PROBLEM
Reproduce every one of the records below word for word, and leave the pictures out of your answer.

RECORDS SUPPLIED
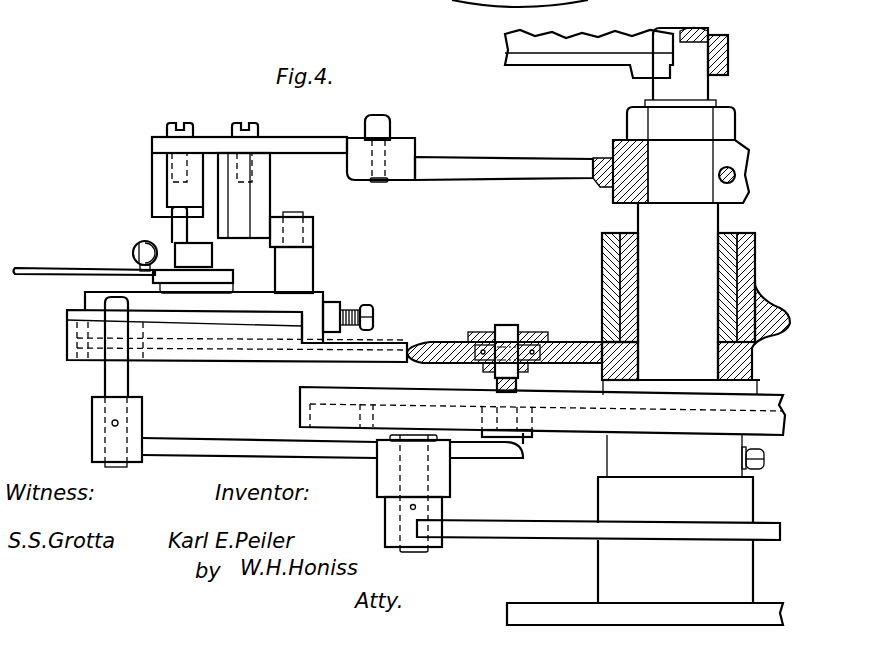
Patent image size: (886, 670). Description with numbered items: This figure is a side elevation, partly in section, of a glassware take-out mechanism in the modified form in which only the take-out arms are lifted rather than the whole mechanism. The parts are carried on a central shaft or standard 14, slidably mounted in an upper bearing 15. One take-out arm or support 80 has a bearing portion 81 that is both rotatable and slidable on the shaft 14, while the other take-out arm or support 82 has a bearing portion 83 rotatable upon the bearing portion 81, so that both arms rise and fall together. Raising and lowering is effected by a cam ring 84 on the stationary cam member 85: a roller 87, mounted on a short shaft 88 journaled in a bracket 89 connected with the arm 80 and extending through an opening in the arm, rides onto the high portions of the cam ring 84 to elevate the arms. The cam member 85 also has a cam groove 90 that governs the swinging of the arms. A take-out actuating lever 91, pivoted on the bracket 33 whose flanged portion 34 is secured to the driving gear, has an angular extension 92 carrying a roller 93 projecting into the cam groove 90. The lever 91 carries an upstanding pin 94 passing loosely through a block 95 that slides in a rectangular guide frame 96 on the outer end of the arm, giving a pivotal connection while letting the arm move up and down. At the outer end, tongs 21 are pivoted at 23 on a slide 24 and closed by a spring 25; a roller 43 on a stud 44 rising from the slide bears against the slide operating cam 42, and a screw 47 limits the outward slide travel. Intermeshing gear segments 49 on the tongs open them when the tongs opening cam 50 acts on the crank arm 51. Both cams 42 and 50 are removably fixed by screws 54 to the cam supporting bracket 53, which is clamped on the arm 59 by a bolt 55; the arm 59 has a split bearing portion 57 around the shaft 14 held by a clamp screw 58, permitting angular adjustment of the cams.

The shaft or standard 14 is at (708, 90).
The upper bearing 15 is at (597, 34).
The tongs 21 is at (36, 268).
The pivot 23 is at (200, 260).
The slide 24 is at (313, 305).
The spring 25 is at (132, 252).
The bracket 33 is at (528, 520).
The flanged portion 34 is at (544, 602).
The slide operating cam 42 is at (270, 200).
The roller 43 is at (313, 232).
The stud 44 is at (313, 263).
The screw 47 is at (373, 311).
The gear segments 49 is at (220, 281).
The tongs opening cam 50 is at (167, 194).
The crank arm 51 is at (170, 228).
The cam supporting bracket 53 is at (303, 138).
The screws 54 is at (242, 123).
The bolt 55 is at (379, 117).
The split bearing portion 57 is at (735, 146).
The clamp screw 58 is at (736, 176).
The arm 59 is at (497, 157).
The take-out arm or support 80 is at (585, 342).
The bearing portion 81 is at (620, 252).
The take-out arm or support 82 is at (785, 318).
The bearing portion 83 is at (757, 243).
The cam ring 84 is at (497, 386).
The stationary cam member 85 is at (300, 408).
The roller 87 is at (508, 325).
The short shaft 88 is at (540, 362).
The bracket 89 is at (481, 332).
The cam groove 90 is at (340, 424).
The take-out actuating lever 91 is at (210, 457).
The angular extension 92 is at (480, 458).
The roller 93 is at (532, 438).
The upstanding pin 94 is at (128, 381).
The block 95 is at (95, 366).
The rectangular guide frame 96 is at (213, 362).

RESPONSE FOR THIS EXERCISE
Patent image size: (886, 670). Description with numbered items: This figure is a side elevation, partly in section, of a glassware take-out mechanism in the modified form in which only the take-out arms are lifted rather than the whole mechanism. The parts are carried on a central shaft or standard 14, slidably mounted in an upper bearing 15. One take-out arm or support 80 has a bearing portion 81 that is both rotatable and slidable on the shaft 14, while the other take-out arm or support 82 has a bearing portion 83 rotatable upon the bearing portion 81, so that both arms rise and fall together. Raising and lowering is effected by a cam ring 84 on the stationary cam member 85: a roller 87, mounted on a short shaft 88 journaled in a bracket 89 connected with the arm 80 and extending through an opening in the arm, rides onto the high portions of the cam ring 84 to elevate the arms. The cam member 85 also has a cam groove 90 that governs the swinging of the arms. A take-out actuating lever 91, pivoted on the bracket 33 whose flanged portion 34 is secured to the driving gear, has an angular extension 92 carrying a roller 93 projecting into the cam groove 90. The lever 91 carries an upstanding pin 94 passing loosely through a block 95 that slides in a rectangular guide frame 96 on the outer end of the arm, giving a pivotal connection while letting the arm move up and down. At the outer end, tongs 21 are pivoted at 23 on a slide 24 and closed by a spring 25; a roller 43 on a stud 44 rising from the slide bears against the slide operating cam 42, and a screw 47 limits the outward slide travel. Intermeshing gear segments 49 on the tongs open them when the tongs opening cam 50 acts on the crank arm 51. Both cams 42 and 50 are removably fixed by screws 54 to the cam supporting bracket 53, which is clamped on the arm 59 by a bolt 55; the arm 59 has a split bearing portion 57 around the shaft 14 held by a clamp screw 58, permitting angular adjustment of the cams.

The shaft or standard 14 is at (708, 90).
The upper bearing 15 is at (597, 34).
The tongs 21 is at (36, 268).
The pivot 23 is at (200, 260).
The slide 24 is at (313, 305).
The spring 25 is at (132, 252).
The bracket 33 is at (528, 520).
The flanged portion 34 is at (544, 602).
The slide operating cam 42 is at (270, 200).
The roller 43 is at (313, 232).
The stud 44 is at (313, 263).
The screw 47 is at (373, 311).
The gear segments 49 is at (220, 281).
The tongs opening cam 50 is at (167, 194).
The crank arm 51 is at (170, 228).
The cam supporting bracket 53 is at (303, 138).
The screws 54 is at (242, 123).
The bolt 55 is at (379, 117).
The split bearing portion 57 is at (735, 146).
The clamp screw 58 is at (736, 176).
The arm 59 is at (497, 157).
The take-out arm or support 80 is at (585, 342).
The bearing portion 81 is at (620, 252).
The take-out arm or support 82 is at (785, 318).
The bearing portion 83 is at (757, 243).
The cam ring 84 is at (497, 386).
The stationary cam member 85 is at (300, 408).
The roller 87 is at (508, 325).
The short shaft 88 is at (540, 362).
The bracket 89 is at (481, 332).
The cam groove 90 is at (340, 424).
The take-out actuating lever 91 is at (210, 457).
The angular extension 92 is at (480, 458).
The roller 93 is at (532, 438).
The upstanding pin 94 is at (128, 381).
The block 95 is at (95, 366).
The rectangular guide frame 96 is at (213, 362).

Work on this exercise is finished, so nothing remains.